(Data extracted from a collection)
-*-

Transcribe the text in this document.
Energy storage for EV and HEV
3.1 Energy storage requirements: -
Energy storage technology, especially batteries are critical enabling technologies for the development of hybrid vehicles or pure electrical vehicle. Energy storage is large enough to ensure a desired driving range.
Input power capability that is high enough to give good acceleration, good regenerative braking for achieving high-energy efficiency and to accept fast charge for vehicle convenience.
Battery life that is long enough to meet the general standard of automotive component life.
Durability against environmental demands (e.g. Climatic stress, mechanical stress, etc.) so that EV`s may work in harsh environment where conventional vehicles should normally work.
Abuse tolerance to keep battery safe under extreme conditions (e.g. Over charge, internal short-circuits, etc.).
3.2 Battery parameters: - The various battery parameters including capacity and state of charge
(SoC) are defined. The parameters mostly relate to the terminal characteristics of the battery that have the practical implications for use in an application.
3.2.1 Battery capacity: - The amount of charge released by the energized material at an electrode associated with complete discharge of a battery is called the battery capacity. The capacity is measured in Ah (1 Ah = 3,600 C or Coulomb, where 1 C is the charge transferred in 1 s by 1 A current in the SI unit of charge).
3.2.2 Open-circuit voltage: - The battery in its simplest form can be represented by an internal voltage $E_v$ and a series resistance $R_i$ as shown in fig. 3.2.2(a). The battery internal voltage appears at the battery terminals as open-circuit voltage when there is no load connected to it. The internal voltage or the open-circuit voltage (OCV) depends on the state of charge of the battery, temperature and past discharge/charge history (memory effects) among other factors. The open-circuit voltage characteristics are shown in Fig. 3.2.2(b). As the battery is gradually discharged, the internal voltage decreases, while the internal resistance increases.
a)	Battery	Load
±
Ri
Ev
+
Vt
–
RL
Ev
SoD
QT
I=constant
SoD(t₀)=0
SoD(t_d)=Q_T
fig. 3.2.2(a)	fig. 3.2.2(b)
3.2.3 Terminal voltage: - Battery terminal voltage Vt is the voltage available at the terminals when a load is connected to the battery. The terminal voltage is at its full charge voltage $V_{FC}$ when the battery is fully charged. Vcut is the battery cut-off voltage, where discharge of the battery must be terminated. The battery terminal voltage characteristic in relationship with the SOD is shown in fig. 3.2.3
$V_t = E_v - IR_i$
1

-*-

> **Work to be completed**:
Transcribe the full listing above without leaving anything out.

> **Expected output**:
Transcribe the text in this document.
Energy storage for EV and HEV
3.1 Energy storage requirements: -
Energy storage technology, especially batteries are critical enabling technologies for the development of hybrid vehicles or pure electrical vehicle. Energy storage is large enough to ensure a desired driving range.
Input power capability that is high enough to give good acceleration, good regenerative braking for achieving high-energy efficiency and to accept fast charge for vehicle convenience.
Battery life that is long enough to meet the general standard of automotive component life.
Durability against environmental demands (e.g. Climatic stress, mechanical stress, etc.) so that EV`s may work in harsh environment where conventional vehicles should normally work.
Abuse tolerance to keep battery safe under extreme conditions (e.g. Over charge, internal short-circuits, etc.).
3.2 Battery parameters: - The various battery parameters including capacity and state of charge
(SoC) are defined. The parameters mostly relate to the terminal characteristics of the battery that have the practical implications for use in an application.
3.2.1 Battery capacity: - The amount of charge released by the energized material at an electrode associated with complete discharge of a battery is called the battery capacity. The capacity is measured in Ah (1 Ah = 3,600 C or Coulomb, where 1 C is the charge transferred in 1 s by 1 A current in the SI unit of charge).
3.2.2 Open-circuit voltage: - The battery in its simplest form can be represented by an internal voltage $E_v$ and a series resistance $R_i$ as shown in fig. 3.2.2(a). The battery internal voltage appears at the battery terminals as open-circuit voltage when there is no load connected to it. The internal voltage or the open-circuit voltage (OCV) depends on the state of charge of the battery, temperature and past discharge/charge history (memory effects) among other factors. The open-circuit voltage characteristics are shown in Fig. 3.2.2(b). As the battery is gradually discharged, the internal voltage decreases, while the internal resistance increases.
a)	Battery	Load
±
Ri
Ev
+
Vt
–
RL
Ev
SoD
QT
I=constant
SoD(t₀)=0
SoD(t_d)=Q_T
fig. 3.2.2(a)	fig. 3.2.2(b)
3.2.3 Terminal voltage: - Battery terminal voltage Vt is the voltage available at the terminals when a load is connected to the battery. The terminal voltage is at its full charge voltage $V_{FC}$ when the battery is fully charged. Vcut is the battery cut-off voltage, where discharge of the battery must be terminated. The battery terminal voltage characteristic in relationship with the SOD is shown in fig. 3.2.3
$V_t = E_v - IR_i$
1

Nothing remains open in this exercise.